▸ Task instructions
Every entry below should be transcribed exactly; pictures stay out of the copy.

▸ Data section
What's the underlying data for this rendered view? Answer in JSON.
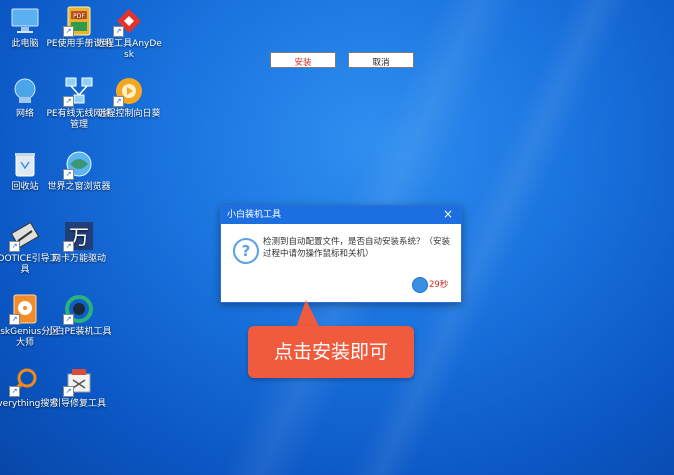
{
  "desktop_icons": [
    {
      "id": "this-pc",
      "label": "此电脑",
      "icon": "computer-icon",
      "shortcut": false
    },
    {
      "id": "pe-guide",
      "label": "PE使用手册说明",
      "icon": "pdf-icon",
      "shortcut": true
    },
    {
      "id": "anydesk",
      "label": "远程工具AnyDesk",
      "icon": "anydesk-icon",
      "shortcut": true
    },
    {
      "id": "network",
      "label": "网络",
      "icon": "network-icon",
      "shortcut": false
    },
    {
      "id": "pe-net-mgr",
      "label": "PE有线无线网络管理",
      "icon": "network-manager-icon",
      "shortcut": true
    },
    {
      "id": "remote-assist",
      "label": "远程控制向日葵",
      "icon": "sunflower-icon",
      "shortcut": true
    },
    {
      "id": "recycle-bin",
      "label": "回收站",
      "icon": "recycle-bin-icon",
      "shortcut": false
    },
    {
      "id": "browser",
      "label": "世界之窗浏览器",
      "icon": "globe-icon",
      "shortcut": true
    },
    {
      "id": "bootice",
      "label": "BOOTICE引导工具",
      "icon": "bootice-icon",
      "shortcut": true
    },
    {
      "id": "driver",
      "label": "网卡万能驱动",
      "icon": "wan-icon",
      "shortcut": true
    },
    {
      "id": "diskgenius",
      "label": "DiskGenius分区大师",
      "icon": "diskgenius-icon",
      "shortcut": true
    },
    {
      "id": "xiaobai-installer",
      "label": "小白PE装机工具",
      "icon": "installer-icon",
      "shortcut": true
    },
    {
      "id": "everything",
      "label": "Everything搜索",
      "icon": "search-icon",
      "shortcut": true
    },
    {
      "id": "boot-repair",
      "label": "引导修复工具",
      "icon": "repair-icon",
      "shortcut": true
    }
  ],
  "dialog": {
    "title": "小白装机工具",
    "close_label": "×",
    "message": "检测到自动配置文件，是否自动安装系统？（安装过程中请勿操作鼠标和关机）",
    "install_label": "安装",
    "cancel_label": "取消",
    "countdown": "29秒"
  },
  "callout": {
    "text": "点击安装即可"
  },
  "colors": {
    "accent": "#1c6fe0",
    "callout": "#ef5b3c",
    "danger": "#d52b2b"
  }
}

▸ Solution to the exercise
What's the underlying data for this rendered view? Answer in JSON.
{
  "desktop_icons": [
    {
      "id": "this-pc",
      "label": "此电脑",
      "icon": "computer-icon",
      "shortcut": false
    },
    {
      "id": "pe-guide",
      "label": "PE使用手册说明",
      "icon": "pdf-icon",
      "shortcut": true
    },
    {
      "id": "anydesk",
      "label": "远程工具AnyDesk",
      "icon": "anydesk-icon",
      "shortcut": true
    },
    {
      "id": "network",
      "label": "网络",
      "icon": "network-icon",
      "shortcut": false
    },
    {
      "id": "pe-net-mgr",
      "label": "PE有线无线网络管理",
      "icon": "network-manager-icon",
      "shortcut": true
    },
    {
      "id": "remote-assist",
      "label": "远程控制向日葵",
      "icon": "sunflower-icon",
      "shortcut": true
    },
    {
      "id": "recycle-bin",
      "label": "回收站",
      "icon": "recycle-bin-icon",
      "shortcut": false
    },
    {
      "id": "browser",
      "label": "世界之窗浏览器",
      "icon": "globe-icon",
      "shortcut": true
    },
    {
      "id": "bootice",
      "label": "BOOTICE引导工具",
      "icon": "bootice-icon",
      "shortcut": true
    },
    {
      "id": "driver",
      "label": "网卡万能驱动",
      "icon": "wan-icon",
      "shortcut": true
    },
    {
      "id": "diskgenius",
      "label": "DiskGenius分区大师",
      "icon": "diskgenius-icon",
      "shortcut": true
    },
    {
      "id": "xiaobai-installer",
      "label": "小白PE装机工具",
      "icon": "installer-icon",
      "shortcut": true
    },
    {
      "id": "everything",
      "label": "Everything搜索",
      "icon": "search-icon",
      "shortcut": true
    },
    {
      "id": "boot-repair",
      "label": "引导修复工具",
      "icon": "repair-icon",
      "shortcut": true
    }
  ],
  "dialog": {
    "title": "小白装机工具",
    "close_label": "×",
    "message": "检测到自动配置文件，是否自动安装系统？（安装过程中请勿操作鼠标和关机）",
    "install_label": "安装",
    "cancel_label": "取消",
    "countdown": "29秒"
  },
  "callout": {
    "text": "点击安装即可"
  },
  "colors": {
    "accent": "#1c6fe0",
    "callout": "#ef5b3c",
    "danger": "#d52b2b"
  }
}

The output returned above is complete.